- WHAT THIS TASK INVOLVES -
Find the string "municipalities" and gather every line that holds it.

Stored records:
※ ※ ※

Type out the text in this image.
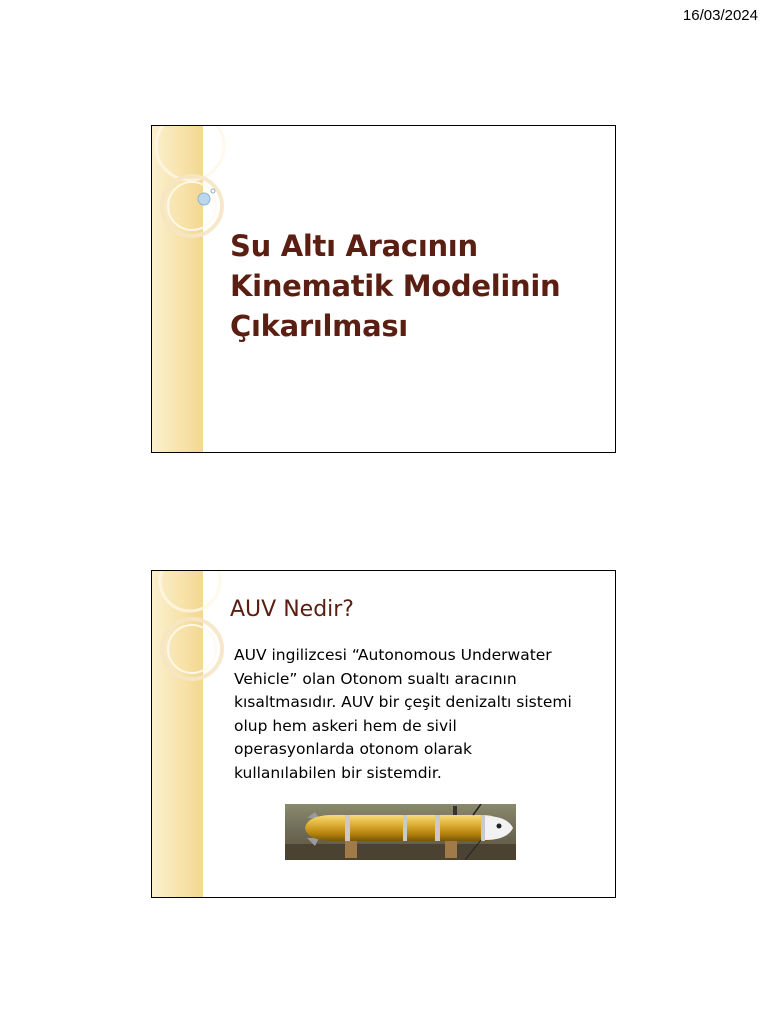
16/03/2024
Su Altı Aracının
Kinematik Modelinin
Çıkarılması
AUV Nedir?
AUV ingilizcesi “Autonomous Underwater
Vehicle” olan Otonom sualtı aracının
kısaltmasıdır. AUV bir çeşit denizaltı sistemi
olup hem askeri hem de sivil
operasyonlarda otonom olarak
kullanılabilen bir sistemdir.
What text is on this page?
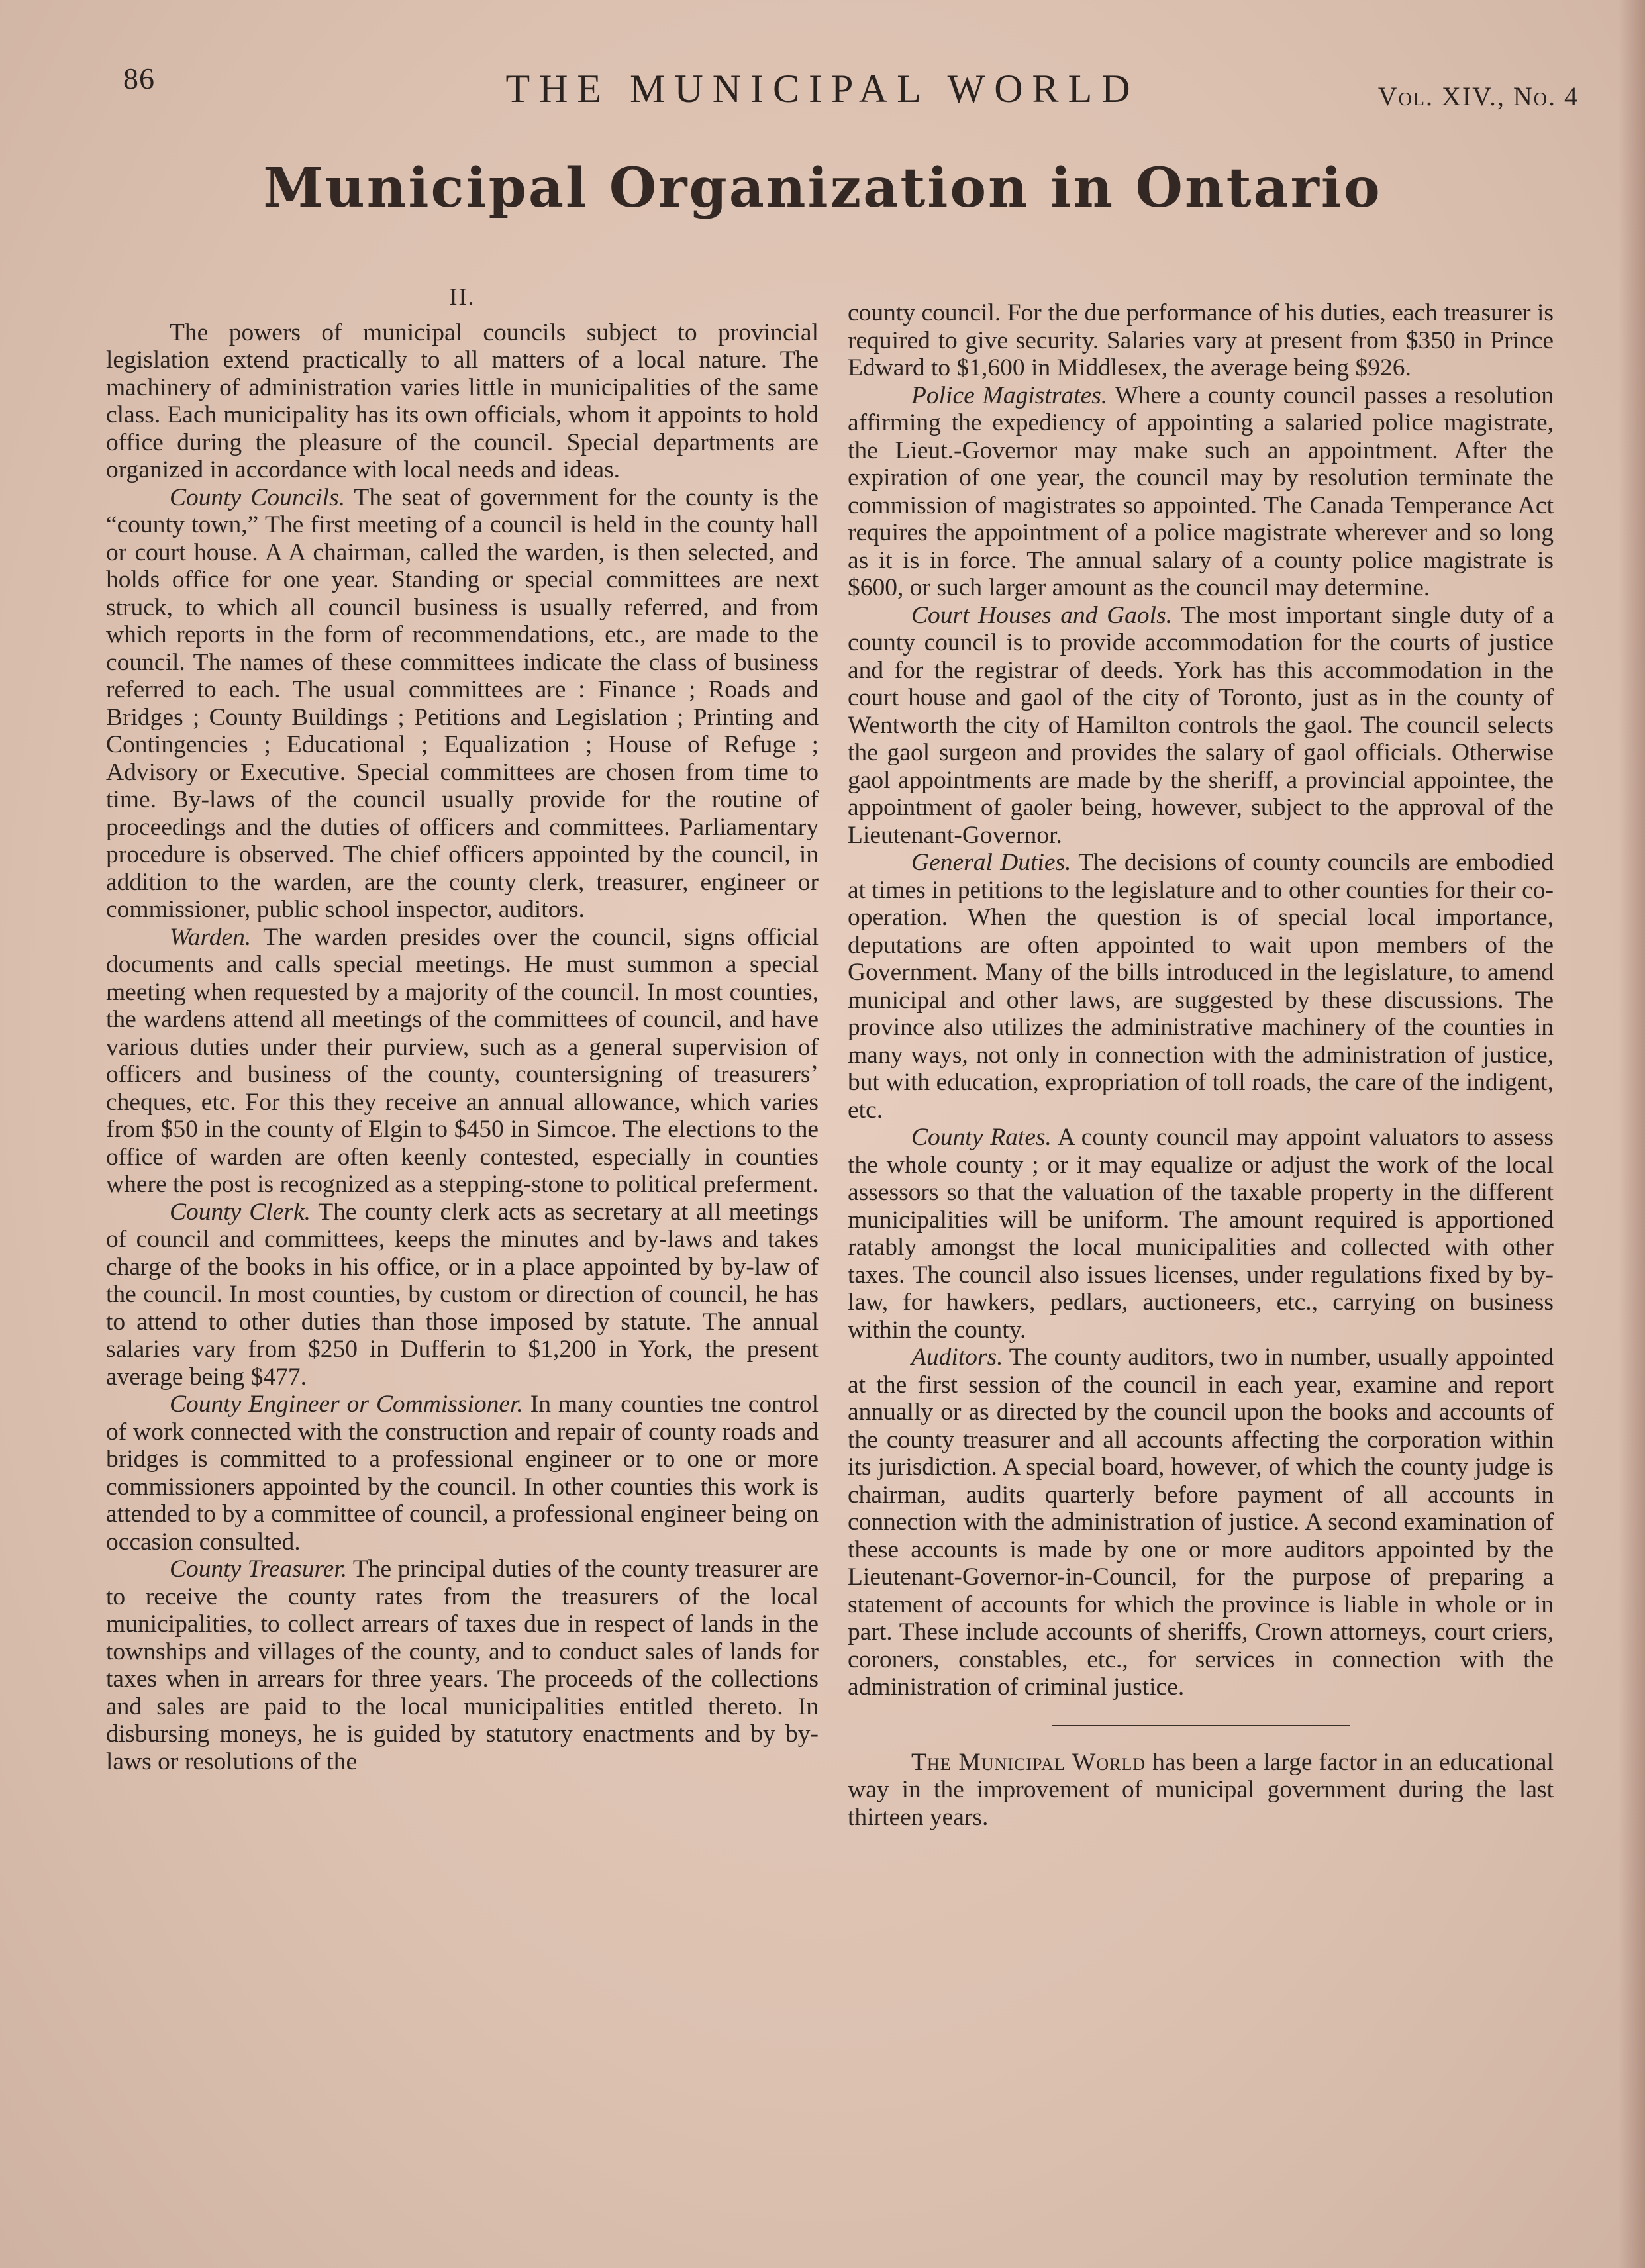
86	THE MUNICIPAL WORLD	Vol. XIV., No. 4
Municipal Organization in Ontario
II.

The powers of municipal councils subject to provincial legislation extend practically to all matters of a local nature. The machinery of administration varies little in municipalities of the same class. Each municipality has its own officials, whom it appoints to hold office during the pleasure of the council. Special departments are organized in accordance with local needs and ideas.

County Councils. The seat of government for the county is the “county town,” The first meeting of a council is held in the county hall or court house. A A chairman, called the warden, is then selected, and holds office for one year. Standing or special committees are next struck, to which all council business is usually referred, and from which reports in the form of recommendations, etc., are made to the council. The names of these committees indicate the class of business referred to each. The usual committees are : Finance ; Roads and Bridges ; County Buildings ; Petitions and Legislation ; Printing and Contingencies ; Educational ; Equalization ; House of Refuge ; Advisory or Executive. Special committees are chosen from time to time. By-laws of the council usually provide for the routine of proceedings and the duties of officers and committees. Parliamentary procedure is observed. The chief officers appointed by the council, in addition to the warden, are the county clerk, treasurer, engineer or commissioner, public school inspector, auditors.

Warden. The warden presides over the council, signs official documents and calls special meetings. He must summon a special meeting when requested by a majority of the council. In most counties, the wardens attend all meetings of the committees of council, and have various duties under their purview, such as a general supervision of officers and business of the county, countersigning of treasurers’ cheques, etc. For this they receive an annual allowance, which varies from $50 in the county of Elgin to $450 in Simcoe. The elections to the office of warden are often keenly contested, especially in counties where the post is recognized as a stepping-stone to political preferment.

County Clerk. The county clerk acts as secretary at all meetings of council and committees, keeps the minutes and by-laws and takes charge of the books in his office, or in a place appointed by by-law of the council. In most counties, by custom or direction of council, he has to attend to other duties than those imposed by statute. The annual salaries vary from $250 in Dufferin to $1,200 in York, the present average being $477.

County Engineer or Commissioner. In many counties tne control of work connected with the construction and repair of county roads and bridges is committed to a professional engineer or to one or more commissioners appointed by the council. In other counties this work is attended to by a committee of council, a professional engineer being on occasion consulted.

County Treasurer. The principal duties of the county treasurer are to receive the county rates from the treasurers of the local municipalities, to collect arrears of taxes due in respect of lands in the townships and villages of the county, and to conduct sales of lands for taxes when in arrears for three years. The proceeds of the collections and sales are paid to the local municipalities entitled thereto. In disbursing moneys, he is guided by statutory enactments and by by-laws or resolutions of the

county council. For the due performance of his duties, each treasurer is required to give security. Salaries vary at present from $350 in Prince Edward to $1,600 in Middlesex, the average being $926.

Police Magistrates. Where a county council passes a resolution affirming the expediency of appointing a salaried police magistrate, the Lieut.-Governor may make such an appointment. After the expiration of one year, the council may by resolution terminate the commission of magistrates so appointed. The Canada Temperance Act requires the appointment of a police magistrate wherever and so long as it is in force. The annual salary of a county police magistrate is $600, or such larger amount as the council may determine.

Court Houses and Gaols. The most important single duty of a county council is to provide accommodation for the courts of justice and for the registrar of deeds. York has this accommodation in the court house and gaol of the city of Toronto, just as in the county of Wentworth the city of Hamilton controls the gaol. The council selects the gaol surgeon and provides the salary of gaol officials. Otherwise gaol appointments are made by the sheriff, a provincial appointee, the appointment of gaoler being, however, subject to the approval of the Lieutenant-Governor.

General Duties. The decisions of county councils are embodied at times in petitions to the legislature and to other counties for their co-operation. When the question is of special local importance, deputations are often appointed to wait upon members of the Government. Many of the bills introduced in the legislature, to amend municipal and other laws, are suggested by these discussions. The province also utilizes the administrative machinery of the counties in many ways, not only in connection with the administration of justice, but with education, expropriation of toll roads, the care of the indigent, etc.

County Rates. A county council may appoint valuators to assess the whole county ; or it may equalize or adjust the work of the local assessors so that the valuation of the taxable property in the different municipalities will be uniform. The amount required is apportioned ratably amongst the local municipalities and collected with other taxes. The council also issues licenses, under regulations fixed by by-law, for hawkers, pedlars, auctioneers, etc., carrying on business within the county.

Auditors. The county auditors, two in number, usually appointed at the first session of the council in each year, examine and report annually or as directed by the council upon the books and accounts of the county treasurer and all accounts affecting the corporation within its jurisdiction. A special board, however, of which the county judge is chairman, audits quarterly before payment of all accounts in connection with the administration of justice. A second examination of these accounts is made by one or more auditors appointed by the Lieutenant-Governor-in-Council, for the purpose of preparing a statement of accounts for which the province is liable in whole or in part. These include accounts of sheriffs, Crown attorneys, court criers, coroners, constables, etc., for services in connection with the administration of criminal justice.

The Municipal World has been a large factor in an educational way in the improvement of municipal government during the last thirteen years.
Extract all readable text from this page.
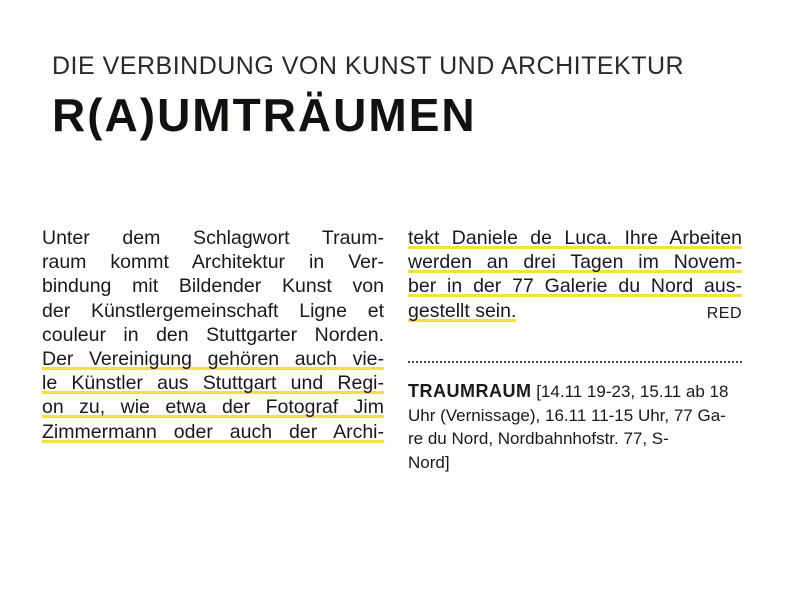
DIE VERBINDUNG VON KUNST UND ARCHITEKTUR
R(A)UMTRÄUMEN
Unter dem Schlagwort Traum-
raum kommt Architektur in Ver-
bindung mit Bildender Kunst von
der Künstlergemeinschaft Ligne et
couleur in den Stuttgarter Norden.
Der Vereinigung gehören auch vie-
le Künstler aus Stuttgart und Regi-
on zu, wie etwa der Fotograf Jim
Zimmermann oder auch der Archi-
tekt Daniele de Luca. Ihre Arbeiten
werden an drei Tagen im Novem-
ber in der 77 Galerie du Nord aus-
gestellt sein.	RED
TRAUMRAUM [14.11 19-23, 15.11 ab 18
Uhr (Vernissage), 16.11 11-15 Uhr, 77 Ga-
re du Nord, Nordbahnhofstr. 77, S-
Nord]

※ ※ ※

- RESULT -
The powers of municipal councils subject to provincial legislation extend practically to all matters of a local nature. The machinery of administration varies little in municipalities of the same class. Each municipality has its own officials, whom it appoints to hold office during the pleasure of the council. Special departments are organized in accordance with local needs and ideas.
County Treasurer. The principal duties of the county treasurer are to receive the county rates from the treasurers of the local municipalities, to collect arrears of taxes due in respect of lands in the townships and villages of the county, and to conduct sales of lands for taxes when in arrears for three years. The proceeds of the collections and sales are paid to the local municipalities entitled thereto. In disbursing moneys, he is guided by statutory enactments and by by-laws or resolutions of the
County Rates. A county council may appoint valuators to assess the whole county ; or it may equalize or adjust the work of the local assessors so that the valuation of the taxable property in the different municipalities will be uniform. The amount required is apportioned ratably amongst the local municipalities and collected with other taxes. The council also issues licenses, under regulations fixed by by-law, for hawkers, pedlars, auctioneers, etc., carrying on business within the county.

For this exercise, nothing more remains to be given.